## Given data

================

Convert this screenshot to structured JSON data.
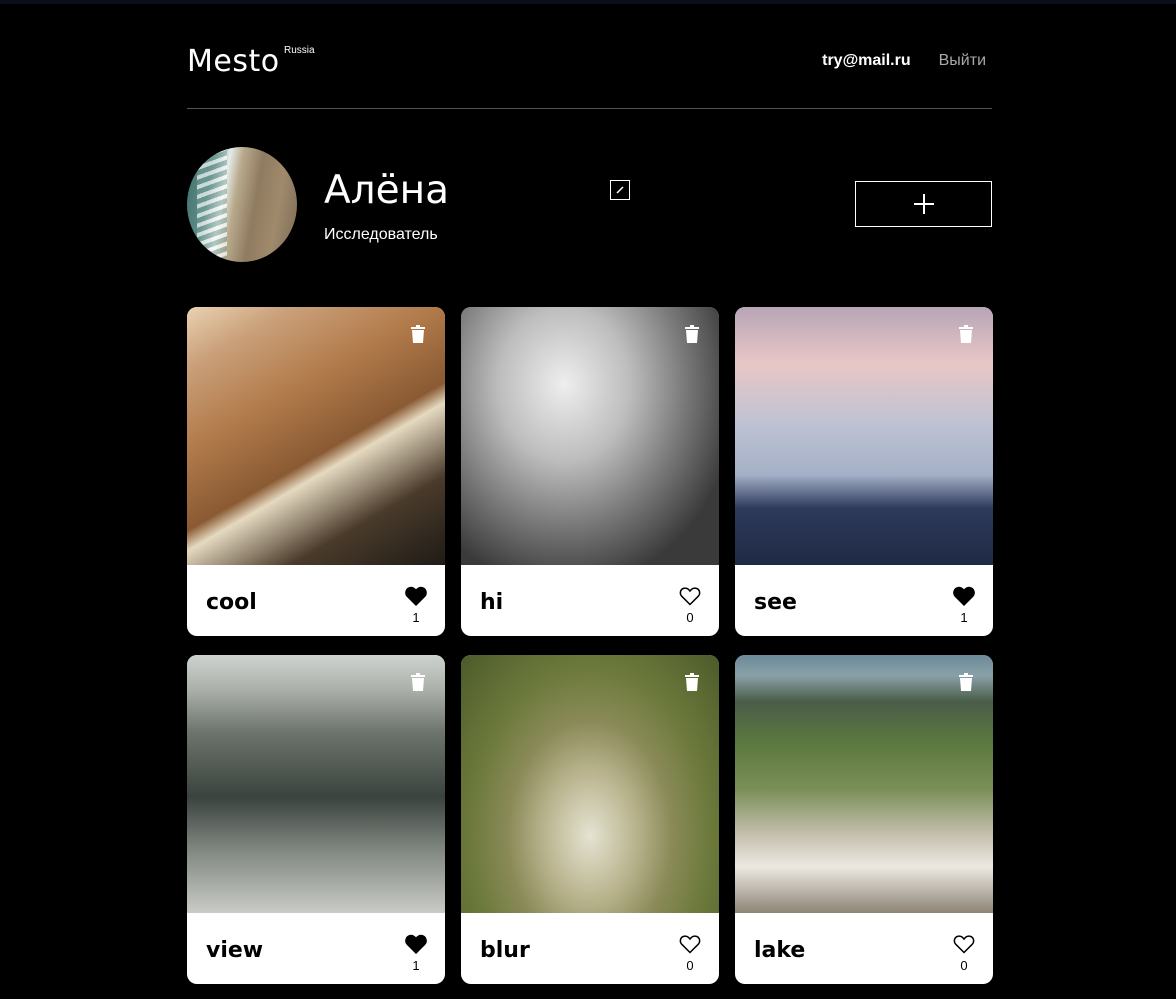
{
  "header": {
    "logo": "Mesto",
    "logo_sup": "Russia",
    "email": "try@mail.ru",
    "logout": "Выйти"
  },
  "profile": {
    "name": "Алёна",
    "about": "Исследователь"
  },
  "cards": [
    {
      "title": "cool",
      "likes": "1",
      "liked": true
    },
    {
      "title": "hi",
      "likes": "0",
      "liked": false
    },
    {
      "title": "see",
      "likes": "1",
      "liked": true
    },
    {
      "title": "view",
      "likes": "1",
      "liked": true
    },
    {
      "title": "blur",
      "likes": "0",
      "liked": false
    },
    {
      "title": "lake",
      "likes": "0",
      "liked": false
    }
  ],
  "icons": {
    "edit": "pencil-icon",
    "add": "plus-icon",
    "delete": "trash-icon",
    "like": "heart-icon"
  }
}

================

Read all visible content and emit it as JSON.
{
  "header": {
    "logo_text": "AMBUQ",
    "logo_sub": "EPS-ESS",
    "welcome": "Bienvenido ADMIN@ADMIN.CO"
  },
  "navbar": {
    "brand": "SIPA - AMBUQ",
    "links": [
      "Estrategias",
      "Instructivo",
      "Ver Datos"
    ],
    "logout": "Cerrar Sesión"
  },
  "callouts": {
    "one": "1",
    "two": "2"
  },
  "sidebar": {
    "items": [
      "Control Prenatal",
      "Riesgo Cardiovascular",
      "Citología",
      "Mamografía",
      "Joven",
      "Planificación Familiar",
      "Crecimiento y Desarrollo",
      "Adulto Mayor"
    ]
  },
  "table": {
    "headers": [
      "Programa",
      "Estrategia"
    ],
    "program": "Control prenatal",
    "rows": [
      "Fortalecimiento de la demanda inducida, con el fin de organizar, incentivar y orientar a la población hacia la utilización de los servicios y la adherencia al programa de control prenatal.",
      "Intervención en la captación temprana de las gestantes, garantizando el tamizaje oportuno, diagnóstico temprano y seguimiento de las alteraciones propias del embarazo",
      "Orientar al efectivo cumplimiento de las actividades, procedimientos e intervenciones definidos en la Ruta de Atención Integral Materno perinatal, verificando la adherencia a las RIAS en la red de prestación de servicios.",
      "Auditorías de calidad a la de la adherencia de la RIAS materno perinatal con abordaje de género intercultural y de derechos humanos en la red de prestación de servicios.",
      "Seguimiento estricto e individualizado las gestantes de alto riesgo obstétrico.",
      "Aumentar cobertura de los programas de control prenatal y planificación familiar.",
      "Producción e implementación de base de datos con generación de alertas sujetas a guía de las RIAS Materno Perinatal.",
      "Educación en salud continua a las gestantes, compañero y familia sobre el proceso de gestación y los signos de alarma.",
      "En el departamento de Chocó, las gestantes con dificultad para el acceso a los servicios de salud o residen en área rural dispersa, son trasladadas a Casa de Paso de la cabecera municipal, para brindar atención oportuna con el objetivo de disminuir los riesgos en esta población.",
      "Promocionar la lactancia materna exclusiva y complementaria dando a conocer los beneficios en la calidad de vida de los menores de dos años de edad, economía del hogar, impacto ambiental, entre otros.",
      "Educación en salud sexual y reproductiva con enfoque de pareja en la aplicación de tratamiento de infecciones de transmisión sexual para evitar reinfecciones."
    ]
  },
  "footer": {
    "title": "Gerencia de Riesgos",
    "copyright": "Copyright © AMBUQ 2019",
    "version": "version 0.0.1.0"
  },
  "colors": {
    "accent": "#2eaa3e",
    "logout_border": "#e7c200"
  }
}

================

## Exercise details
State the number of lines that contain the string "Educación", with no other words.

## The reply
2